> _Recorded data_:
============
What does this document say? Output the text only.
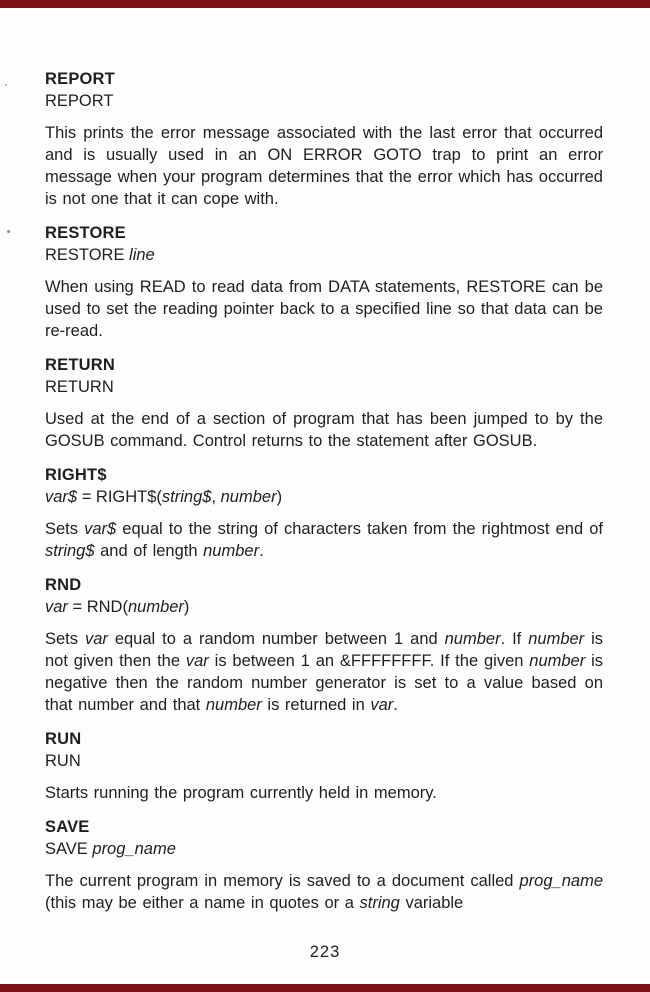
REPORT

REPORT

This prints the error message associated with the last error that occurred and is usually used in an ON ERROR GOTO trap to print an error message when your program determines that the error which has occurred is not one that it can cope with.

RESTORE

RESTORE line

When using READ to read data from DATA statements, RESTORE can be used to set the reading pointer back to a specified line so that data can be re-read.

RETURN

RETURN

Used at the end of a section of program that has been jumped to by the GOSUB command. Control returns to the statement after GOSUB.

RIGHT$

var$ = RIGHT$(string$, number)

Sets var$ equal to the string of characters taken from the rightmost end of string$ and of length number.

RND

var = RND(number)

Sets var equal to a random number between 1 and number. If number is not given then the var is between 1 an &FFFFFFFF. If the given number is negative then the random number generator is set to a value based on that number and that number is returned in var.

RUN

RUN

Starts running the program currently held in memory.

SAVE

SAVE prog_name

The current program in memory is saved to a document called prog_name (this may be either a name in quotes or a string variable

223
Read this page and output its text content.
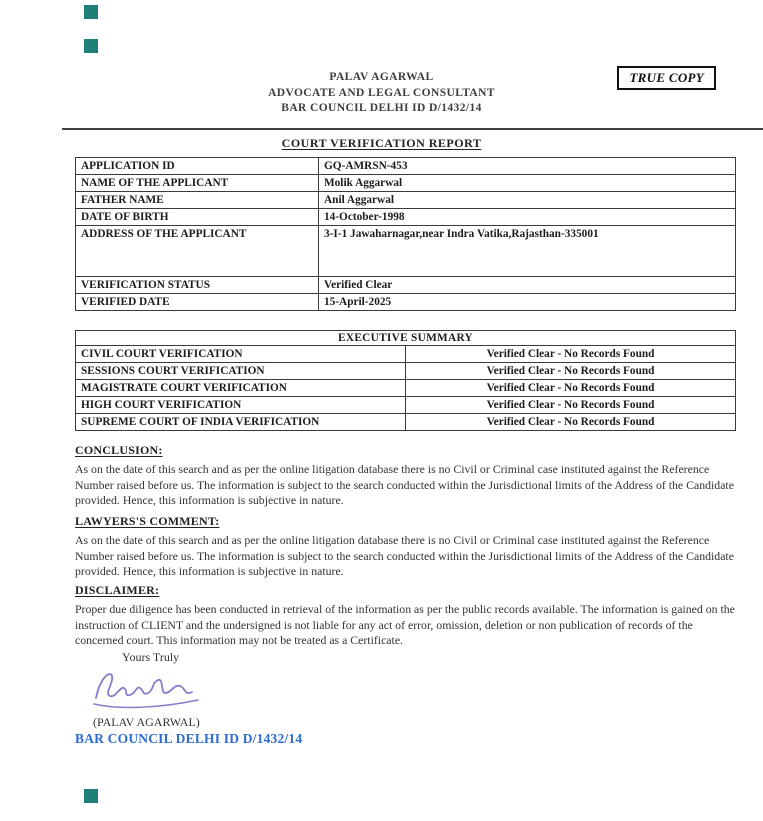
TRUE COPY
PALAV AGARWAL
ADVOCATE AND LEGAL CONSULTANT
BAR COUNCIL DELHI ID D/1432/14
COURT VERIFICATION REPORT
APPLICATION ID	GQ-AMRSN-453
NAME OF THE APPLICANT	Molik Aggarwal
FATHER NAME	Anil Aggarwal
DATE OF BIRTH	14-October-1998
ADDRESS OF THE APPLICANT	3-I-1 Jawaharnagar,near Indra Vatika,Rajasthan-335001
VERIFICATION STATUS	Verified Clear
VERIFIED DATE	15-April-2025
EXECUTIVE SUMMARY	
CIVIL COURT VERIFICATION	Verified Clear - No Records Found
SESSIONS COURT VERIFICATION	Verified Clear - No Records Found
MAGISTRATE COURT VERIFICATION	Verified Clear - No Records Found
HIGH COURT VERIFICATION	Verified Clear - No Records Found
SUPREME COURT OF INDIA VERIFICATION	Verified Clear - No Records Found
CONCLUSION:

As on the date of this search and as per the online litigation database there is no Civil or Criminal case instituted against the Reference Number raised before us. The information is subject to the search conducted within the Jurisdictional limits of the Address of the Candidate provided. Hence, this information is subjective in nature.

LAWYERS'S COMMENT:

As on the date of this search and as per the online litigation database there is no Civil or Criminal case instituted against the Reference Number raised before us. The information is subject to the search conducted within the Jurisdictional limits of the Address of the Candidate provided. Hence, this information is subjective in nature.

DISCLAIMER:

Proper due diligence has been conducted in retrieval of the information as per the public records available. The information is gained on the instruction of CLIENT and the undersigned is not liable for any act of error, omission, deletion or non publication of records of the concerned court. This information may not be treated as a Certificate.

Yours Truly
(PALAV AGARWAL)
BAR COUNCIL DELHI ID D/1432/14
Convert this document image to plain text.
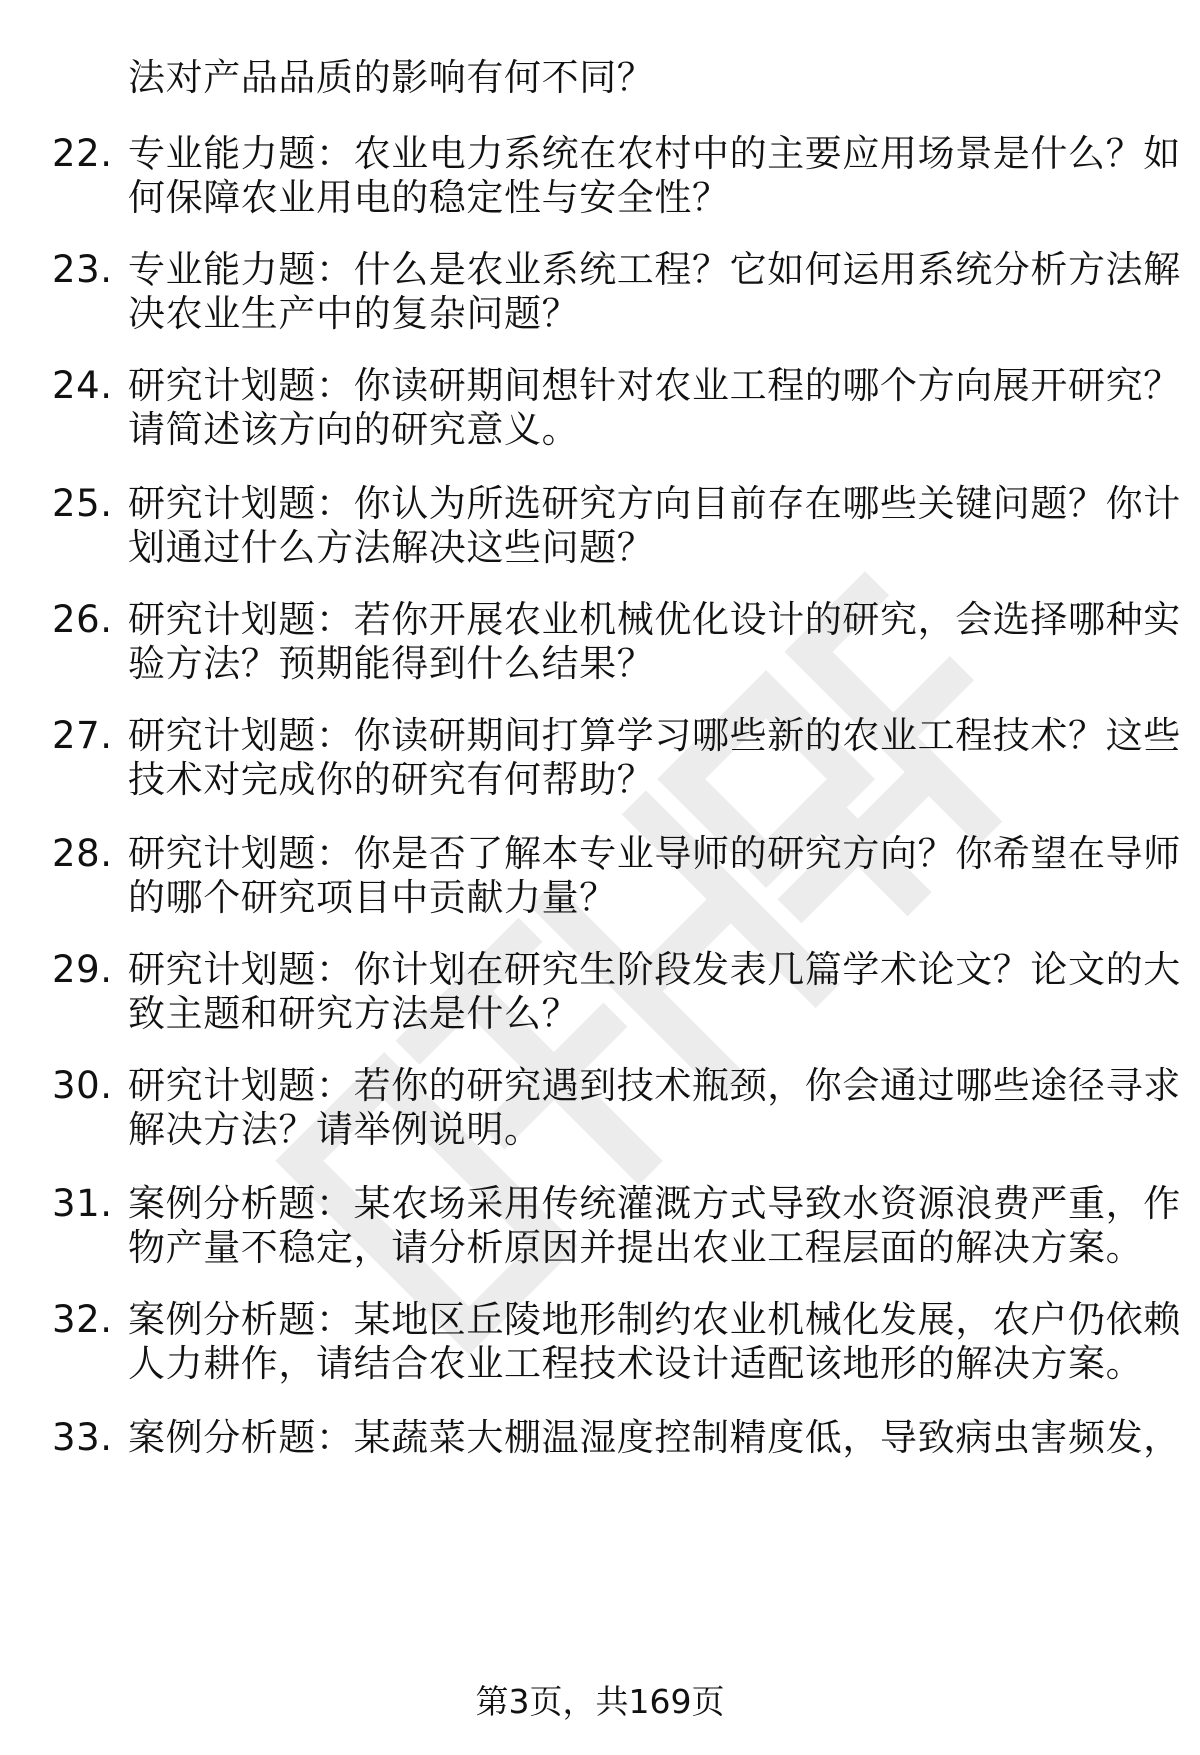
法对产品品质的影响有何不同？
22. 专业能力题：农业电力系统在农村中的主要应用场景是什么？如
何保障农业用电的稳定性与安全性？
23. 专业能力题：什么是农业系统工程？它如何运用系统分析方法解
决农业生产中的复杂问题？
24. 研究计划题：你读研期间想针对农业工程的哪个方向展开研究？
请简述该方向的研究意义。
25. 研究计划题：你认为所选研究方向目前存在哪些关键问题？你计
划通过什么方法解决这些问题？
26. 研究计划题：若你开展农业机械优化设计的研究，会选择哪种实
验方法？预期能得到什么结果？
27. 研究计划题：你读研期间打算学习哪些新的农业工程技术？这些
技术对完成你的研究有何帮助？
28. 研究计划题：你是否了解本专业导师的研究方向？你希望在导师
的哪个研究项目中贡献力量？
29. 研究计划题：你计划在研究生阶段发表几篇学术论文？论文的大
致主题和研究方法是什么？
30. 研究计划题：若你的研究遇到技术瓶颈，你会通过哪些途径寻求
解决方法？请举例说明。
31. 案例分析题：某农场采用传统灌溉方式导致水资源浪费严重，作
物产量不稳定，请分析原因并提出农业工程层面的解决方案。
32. 案例分析题：某地区丘陵地形制约农业机械化发展，农户仍依赖
人力耕作，请结合农业工程技术设计适配该地形的解决方案。
33. 案例分析题：某蔬菜大棚温湿度控制精度低，导致病虫害频发，
第3页，共169页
============
> _TASK OBJECTIVE_: Using the material above, state how many lines include the string "memory". Answer with a single number.

> _REPLY TO THE TASK_: 2